-------- Text passage --------

Defining a learning rate schedule in PyTorch is a way to adjust the learning rate during training, which can help improve the performance of the model by controlling how weights are updated during the training process. This can be particularly useful for overcoming challenges like overfitting or speeding up the convergence.

PyTorch provides several built-in schedulers through its torch.optim.lr_scheduler module. Here's a general approach to define and use a learning rate scheduler in PyTorch:

1. Choose a Learning Rate Scheduler: First, decide which scheduler fits the needs. PyTorch offers several options, such as `StepLR`, `MultiStepLR`, `ExponentialLR`, `ReduceLROnPlateau`, and `CosineAnnealingLR`, among others. Each scheduler adjusts the learning rate according to its specific strategy.

2. Define Optimizer: Before using a scheduler, it is needed an optimizer. The scheduler adjusts the learning rate for this optimizer.

3. Instantiate the Scheduler: After defining the optimizer, it can be created an instance of the scheduler by passing it the optimizer and other parameters specific to the scheduler's strategy.

4. Update Learning Rate During Training: In the training loop, it is updated the learning rate according to the scheduler's strategy. The method to update the learning rate depends on the scheduler. For some schedulers, it can be updated the learning rate at each epoch, while for others, it might be at each batch.

## Samples

### StepLR



The `StepLR` scheduler decays the learning rate of each parameter group by a factor of `gamma` every `step_size` epochs. It's a simple yet effective way to decrease the learning rate over time.

$$
LR_{t} = LR_{0} \cdot \gamma^{\left\lfloor\frac{epoch}{step\_size}\right\rfloor}
$$

- **$(LR_{t})$**: The learning rate at epoch $(t)$.
- **$(LR_{0})$**: The initial learning rate set at the beginning of training.
- **$(\gamma)$**: The factor by which the learning rate is multiplied at each step. It's a value between 0 and 1. A smaller value decays the learning rate more.
- **$(epoch)$**: The current epoch number during the training process.

--------

## What is asked
#1 List every PyTorch learning rate scheduler named in the passage on PyTorch learning rate schedulers.
#2 Pick up the passage on PyTorch learning rate schedulers after its last line and continue it.

-------- Supplied data --------

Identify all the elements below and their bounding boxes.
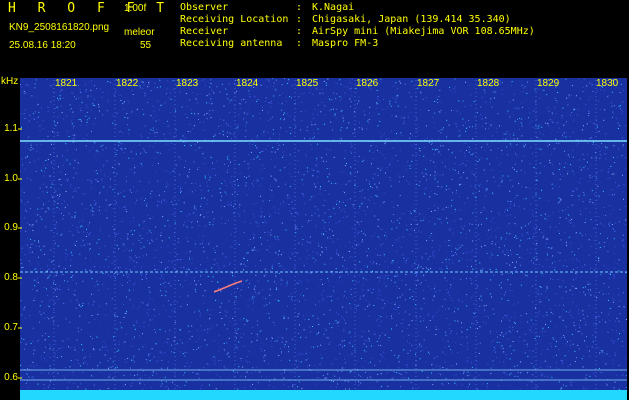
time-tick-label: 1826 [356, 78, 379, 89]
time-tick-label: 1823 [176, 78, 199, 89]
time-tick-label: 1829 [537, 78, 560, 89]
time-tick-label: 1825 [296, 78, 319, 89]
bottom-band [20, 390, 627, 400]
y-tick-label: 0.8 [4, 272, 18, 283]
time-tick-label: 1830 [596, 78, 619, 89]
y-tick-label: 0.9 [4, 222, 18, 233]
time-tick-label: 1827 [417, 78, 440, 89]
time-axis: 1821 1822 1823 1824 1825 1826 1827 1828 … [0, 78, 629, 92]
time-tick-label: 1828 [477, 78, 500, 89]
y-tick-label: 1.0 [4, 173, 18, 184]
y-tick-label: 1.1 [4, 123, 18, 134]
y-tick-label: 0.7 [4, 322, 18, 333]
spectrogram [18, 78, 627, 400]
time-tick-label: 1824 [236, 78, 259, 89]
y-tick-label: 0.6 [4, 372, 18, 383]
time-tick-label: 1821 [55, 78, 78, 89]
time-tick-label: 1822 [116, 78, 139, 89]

--------
-------- Supplied data --------

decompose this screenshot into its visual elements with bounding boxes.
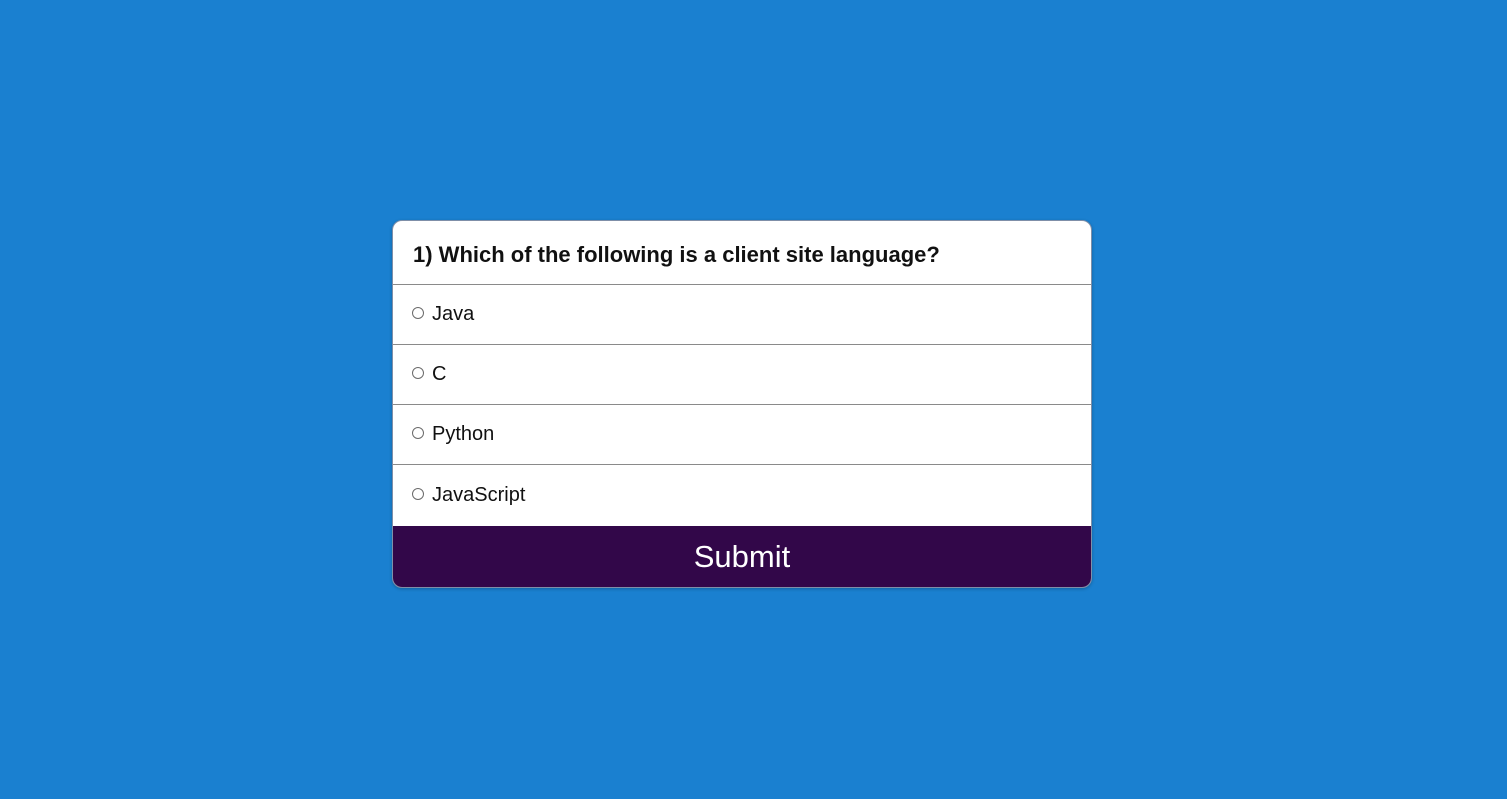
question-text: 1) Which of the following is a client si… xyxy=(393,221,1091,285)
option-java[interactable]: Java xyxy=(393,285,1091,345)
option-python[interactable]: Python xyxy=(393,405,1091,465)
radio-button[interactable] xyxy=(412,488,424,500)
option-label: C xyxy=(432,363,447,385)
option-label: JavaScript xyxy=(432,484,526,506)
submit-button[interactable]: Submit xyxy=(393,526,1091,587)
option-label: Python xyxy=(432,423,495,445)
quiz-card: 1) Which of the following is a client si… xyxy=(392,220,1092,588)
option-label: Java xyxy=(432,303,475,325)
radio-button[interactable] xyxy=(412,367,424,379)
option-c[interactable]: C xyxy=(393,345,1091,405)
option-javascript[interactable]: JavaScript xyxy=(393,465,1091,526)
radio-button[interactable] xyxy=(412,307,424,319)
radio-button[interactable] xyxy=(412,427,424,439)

--------

## Results for the exercise
#1 StepLR, MultiStepLR, ExponentialLR, ReduceLROnPlateau, CosineAnnealingLR

#2
- **$(step\_size)$**: The frequency, in epochs, with which to multiply the learning rate by $(\gamma)$.
- **$(\left\lfloor\frac{epoch}{step\_size}\right\rfloor)$**: This denotes the floor division between the current epoch and the step size, effectively counting how many times the learning rate should have been updated. The learning rate is updated every time the division result increases.

The formula describes how the learning rate decreases in discrete steps. Every $(step\_size)$ epochs, the learning rate is multiplied by a factor of $(\gamma)$, leading to a piecewise constant decay schedule.

In [6]:
import torch
import torch.nn as nn
import torch.optim as optim
import torch.optim.lr_scheduler as lr_scheduler

# Sample model
model = nn.Linear(10, 2)

# Optimizer
optimizer = optim.SGD(model.parameters(), lr=0.1)

# Scheduler
scheduler = lr_scheduler.StepLR(optimizer, step_size=10, gamma=0.1)

# Training loop
for epoch in range(30):
    # Dummy training step
    optimizer.zero_grad()
    output = model(torch.randn(5, 10))
    loss = output.sum()
    loss.backward()
    optimizer.step()

    print(f"Epoch {epoch+1}, Current LR: {scheduler.get_last_lr()[0]:.2e}")

    scheduler.step()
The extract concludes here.